EXERCISE DETAILS -
Extract all of the entries and set them down verbatim.

Dataset entries -
--------------------
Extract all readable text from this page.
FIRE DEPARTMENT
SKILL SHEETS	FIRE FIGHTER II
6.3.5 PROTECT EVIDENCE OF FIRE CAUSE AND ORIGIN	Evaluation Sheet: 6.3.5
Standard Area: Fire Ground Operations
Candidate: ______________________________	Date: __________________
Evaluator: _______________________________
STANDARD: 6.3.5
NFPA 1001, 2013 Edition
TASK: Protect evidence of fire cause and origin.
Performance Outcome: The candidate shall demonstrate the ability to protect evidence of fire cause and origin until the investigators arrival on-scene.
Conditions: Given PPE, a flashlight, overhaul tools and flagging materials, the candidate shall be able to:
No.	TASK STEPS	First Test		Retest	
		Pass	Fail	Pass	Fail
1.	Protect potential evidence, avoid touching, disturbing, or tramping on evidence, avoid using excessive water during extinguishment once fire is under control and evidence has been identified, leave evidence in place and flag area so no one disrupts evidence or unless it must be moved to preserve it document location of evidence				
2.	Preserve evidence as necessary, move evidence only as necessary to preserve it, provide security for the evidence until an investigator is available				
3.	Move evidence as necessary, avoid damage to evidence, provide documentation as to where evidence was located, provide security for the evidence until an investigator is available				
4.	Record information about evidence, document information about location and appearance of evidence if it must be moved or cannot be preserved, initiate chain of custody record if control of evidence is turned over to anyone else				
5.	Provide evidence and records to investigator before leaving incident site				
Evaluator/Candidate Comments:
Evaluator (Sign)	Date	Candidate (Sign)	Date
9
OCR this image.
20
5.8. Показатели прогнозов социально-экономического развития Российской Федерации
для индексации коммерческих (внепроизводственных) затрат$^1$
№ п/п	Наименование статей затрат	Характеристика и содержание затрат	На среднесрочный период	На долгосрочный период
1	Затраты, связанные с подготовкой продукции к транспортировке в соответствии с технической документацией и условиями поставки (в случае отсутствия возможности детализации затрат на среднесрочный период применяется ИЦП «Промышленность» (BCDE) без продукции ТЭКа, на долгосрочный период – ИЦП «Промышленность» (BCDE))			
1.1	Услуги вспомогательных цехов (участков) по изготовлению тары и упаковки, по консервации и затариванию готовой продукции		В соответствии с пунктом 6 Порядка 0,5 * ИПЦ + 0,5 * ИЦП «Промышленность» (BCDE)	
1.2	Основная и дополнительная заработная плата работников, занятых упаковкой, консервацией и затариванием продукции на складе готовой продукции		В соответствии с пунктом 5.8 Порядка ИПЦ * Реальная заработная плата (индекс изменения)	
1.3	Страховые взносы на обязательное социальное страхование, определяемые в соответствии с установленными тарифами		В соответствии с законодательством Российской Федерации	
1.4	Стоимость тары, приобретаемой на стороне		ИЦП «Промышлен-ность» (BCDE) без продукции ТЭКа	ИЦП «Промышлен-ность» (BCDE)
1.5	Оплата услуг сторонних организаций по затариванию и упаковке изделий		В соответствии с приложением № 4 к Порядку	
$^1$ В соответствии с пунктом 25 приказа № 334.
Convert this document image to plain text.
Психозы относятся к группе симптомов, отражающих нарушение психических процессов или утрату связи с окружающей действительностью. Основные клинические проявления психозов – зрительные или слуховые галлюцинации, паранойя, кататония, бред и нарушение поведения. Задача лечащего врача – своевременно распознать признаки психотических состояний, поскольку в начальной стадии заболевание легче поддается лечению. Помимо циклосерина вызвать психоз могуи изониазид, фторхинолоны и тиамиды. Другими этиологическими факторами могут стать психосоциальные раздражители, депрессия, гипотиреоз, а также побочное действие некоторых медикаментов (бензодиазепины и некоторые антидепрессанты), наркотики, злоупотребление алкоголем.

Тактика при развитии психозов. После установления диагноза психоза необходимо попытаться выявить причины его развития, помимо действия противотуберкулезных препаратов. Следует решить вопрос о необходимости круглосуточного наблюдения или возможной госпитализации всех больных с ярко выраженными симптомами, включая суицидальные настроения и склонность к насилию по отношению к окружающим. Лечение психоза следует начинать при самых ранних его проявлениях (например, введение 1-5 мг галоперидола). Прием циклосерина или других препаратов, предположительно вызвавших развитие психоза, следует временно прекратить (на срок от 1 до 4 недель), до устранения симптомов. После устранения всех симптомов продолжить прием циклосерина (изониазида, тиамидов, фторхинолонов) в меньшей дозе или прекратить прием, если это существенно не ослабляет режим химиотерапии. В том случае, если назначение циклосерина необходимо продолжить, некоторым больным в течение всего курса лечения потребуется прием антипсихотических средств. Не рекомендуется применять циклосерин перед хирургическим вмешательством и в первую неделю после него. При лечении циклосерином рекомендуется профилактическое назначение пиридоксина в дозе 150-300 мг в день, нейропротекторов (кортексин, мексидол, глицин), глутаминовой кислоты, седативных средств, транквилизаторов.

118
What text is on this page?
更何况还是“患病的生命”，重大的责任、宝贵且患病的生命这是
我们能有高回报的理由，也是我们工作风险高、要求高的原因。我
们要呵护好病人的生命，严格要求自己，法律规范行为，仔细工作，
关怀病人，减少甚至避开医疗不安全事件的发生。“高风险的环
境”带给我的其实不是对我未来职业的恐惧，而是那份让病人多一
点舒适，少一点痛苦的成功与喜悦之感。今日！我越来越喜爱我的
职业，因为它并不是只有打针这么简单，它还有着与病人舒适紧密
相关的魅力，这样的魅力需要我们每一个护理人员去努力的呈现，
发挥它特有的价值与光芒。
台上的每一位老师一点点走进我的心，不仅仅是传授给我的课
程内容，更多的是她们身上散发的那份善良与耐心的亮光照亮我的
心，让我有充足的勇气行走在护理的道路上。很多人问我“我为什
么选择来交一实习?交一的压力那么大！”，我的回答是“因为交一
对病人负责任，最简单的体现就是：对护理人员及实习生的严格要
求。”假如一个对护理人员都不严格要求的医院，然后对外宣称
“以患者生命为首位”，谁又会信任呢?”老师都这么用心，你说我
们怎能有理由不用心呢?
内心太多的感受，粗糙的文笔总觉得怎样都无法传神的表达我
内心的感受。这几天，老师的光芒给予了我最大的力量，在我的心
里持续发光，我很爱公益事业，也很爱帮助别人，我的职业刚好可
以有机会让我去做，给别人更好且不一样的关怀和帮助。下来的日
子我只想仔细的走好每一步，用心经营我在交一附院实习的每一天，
--------------------
FULL RESPONSE -
Extract all readable text from this page.
FIRE DEPARTMENT
SKILL SHEETS	FIRE FIGHTER II
6.3.5 PROTECT EVIDENCE OF FIRE CAUSE AND ORIGIN	Evaluation Sheet: 6.3.5
Standard Area: Fire Ground Operations
Candidate: ______________________________	Date: __________________
Evaluator: _______________________________
STANDARD: 6.3.5
NFPA 1001, 2013 Edition
TASK: Protect evidence of fire cause and origin.
Performance Outcome: The candidate shall demonstrate the ability to protect evidence of fire cause and origin until the investigators arrival on-scene.
Conditions: Given PPE, a flashlight, overhaul tools and flagging materials, the candidate shall be able to:
No.	TASK STEPS	First Test		Retest	
		Pass	Fail	Pass	Fail
1.	Protect potential evidence, avoid touching, disturbing, or tramping on evidence, avoid using excessive water during extinguishment once fire is under control and evidence has been identified, leave evidence in place and flag area so no one disrupts evidence or unless it must be moved to preserve it document location of evidence				
2.	Preserve evidence as necessary, move evidence only as necessary to preserve it, provide security for the evidence until an investigator is available				
3.	Move evidence as necessary, avoid damage to evidence, provide documentation as to where evidence was located, provide security for the evidence until an investigator is available				
4.	Record information about evidence, document information about location and appearance of evidence if it must be moved or cannot be preserved, initiate chain of custody record if control of evidence is turned over to anyone else				
5.	Provide evidence and records to investigator before leaving incident site				
Evaluator/Candidate Comments:
Evaluator (Sign)	Date	Candidate (Sign)	Date
9
OCR this image.
20
5.8. Показатели прогнозов социально-экономического развития Российской Федерации
для индексации коммерческих (внепроизводственных) затрат$^1$
№ п/п	Наименование статей затрат	Характеристика и содержание затрат	На среднесрочный период	На долгосрочный период
1	Затраты, связанные с подготовкой продукции к транспортировке в соответствии с технической документацией и условиями поставки (в случае отсутствия возможности детализации затрат на среднесрочный период применяется ИЦП «Промышленность» (BCDE) без продукции ТЭКа, на долгосрочный период – ИЦП «Промышленность» (BCDE))			
1.1	Услуги вспомогательных цехов (участков) по изготовлению тары и упаковки, по консервации и затариванию готовой продукции		В соответствии с пунктом 6 Порядка 0,5 * ИПЦ + 0,5 * ИЦП «Промышленность» (BCDE)	
1.2	Основная и дополнительная заработная плата работников, занятых упаковкой, консервацией и затариванием продукции на складе готовой продукции		В соответствии с пунктом 5.8 Порядка ИПЦ * Реальная заработная плата (индекс изменения)	
1.3	Страховые взносы на обязательное социальное страхование, определяемые в соответствии с установленными тарифами		В соответствии с законодательством Российской Федерации	
1.4	Стоимость тары, приобретаемой на стороне		ИЦП «Промышлен-ность» (BCDE) без продукции ТЭКа	ИЦП «Промышлен-ность» (BCDE)
1.5	Оплата услуг сторонних организаций по затариванию и упаковке изделий		В соответствии с приложением № 4 к Порядку	
$^1$ В соответствии с пунктом 25 приказа № 334.
Convert this document image to plain text.
Психозы относятся к группе симптомов, отражающих нарушение психических процессов или утрату связи с окружающей действительностью. Основные клинические проявления психозов – зрительные или слуховые галлюцинации, паранойя, кататония, бред и нарушение поведения. Задача лечащего врача – своевременно распознать признаки психотических состояний, поскольку в начальной стадии заболевание легче поддается лечению. Помимо циклосерина вызвать психоз могуи изониазид, фторхинолоны и тиамиды. Другими этиологическими факторами могут стать психосоциальные раздражители, депрессия, гипотиреоз, а также побочное действие некоторых медикаментов (бензодиазепины и некоторые антидепрессанты), наркотики, злоупотребление алкоголем.

Тактика при развитии психозов. После установления диагноза психоза необходимо попытаться выявить причины его развития, помимо действия противотуберкулезных препаратов. Следует решить вопрос о необходимости круглосуточного наблюдения или возможной госпитализации всех больных с ярко выраженными симптомами, включая суицидальные настроения и склонность к насилию по отношению к окружающим. Лечение психоза следует начинать при самых ранних его проявлениях (например, введение 1-5 мг галоперидола). Прием циклосерина или других препаратов, предположительно вызвавших развитие психоза, следует временно прекратить (на срок от 1 до 4 недель), до устранения симптомов. После устранения всех симптомов продолжить прием циклосерина (изониазида, тиамидов, фторхинолонов) в меньшей дозе или прекратить прием, если это существенно не ослабляет режим химиотерапии. В том случае, если назначение циклосерина необходимо продолжить, некоторым больным в течение всего курса лечения потребуется прием антипсихотических средств. Не рекомендуется применять циклосерин перед хирургическим вмешательством и в первую неделю после него. При лечении циклосерином рекомендуется профилактическое назначение пиридоксина в дозе 150-300 мг в день, нейропротекторов (кортексин, мексидол, глицин), глутаминовой кислоты, седативных средств, транквилизаторов.

118
What text is on this page?
更何况还是“患病的生命”，重大的责任、宝贵且患病的生命这是
我们能有高回报的理由，也是我们工作风险高、要求高的原因。我
们要呵护好病人的生命，严格要求自己，法律规范行为，仔细工作，
关怀病人，减少甚至避开医疗不安全事件的发生。“高风险的环
境”带给我的其实不是对我未来职业的恐惧，而是那份让病人多一
点舒适，少一点痛苦的成功与喜悦之感。今日！我越来越喜爱我的
职业，因为它并不是只有打针这么简单，它还有着与病人舒适紧密
相关的魅力，这样的魅力需要我们每一个护理人员去努力的呈现，
发挥它特有的价值与光芒。
台上的每一位老师一点点走进我的心，不仅仅是传授给我的课
程内容，更多的是她们身上散发的那份善良与耐心的亮光照亮我的
心，让我有充足的勇气行走在护理的道路上。很多人问我“我为什
么选择来交一实习?交一的压力那么大！”，我的回答是“因为交一
对病人负责任，最简单的体现就是：对护理人员及实习生的严格要
求。”假如一个对护理人员都不严格要求的医院，然后对外宣称
“以患者生命为首位”，谁又会信任呢?”老师都这么用心，你说我
们怎能有理由不用心呢?
内心太多的感受，粗糙的文笔总觉得怎样都无法传神的表达我
内心的感受。这几天，老师的光芒给予了我最大的力量，在我的心
里持续发光，我很爱公益事业，也很爱帮助别人，我的职业刚好可
以有机会让我去做，给别人更好且不一样的关怀和帮助。下来的日
子我只想仔细的走好每一步，用心经营我在交一附院实习的每一天，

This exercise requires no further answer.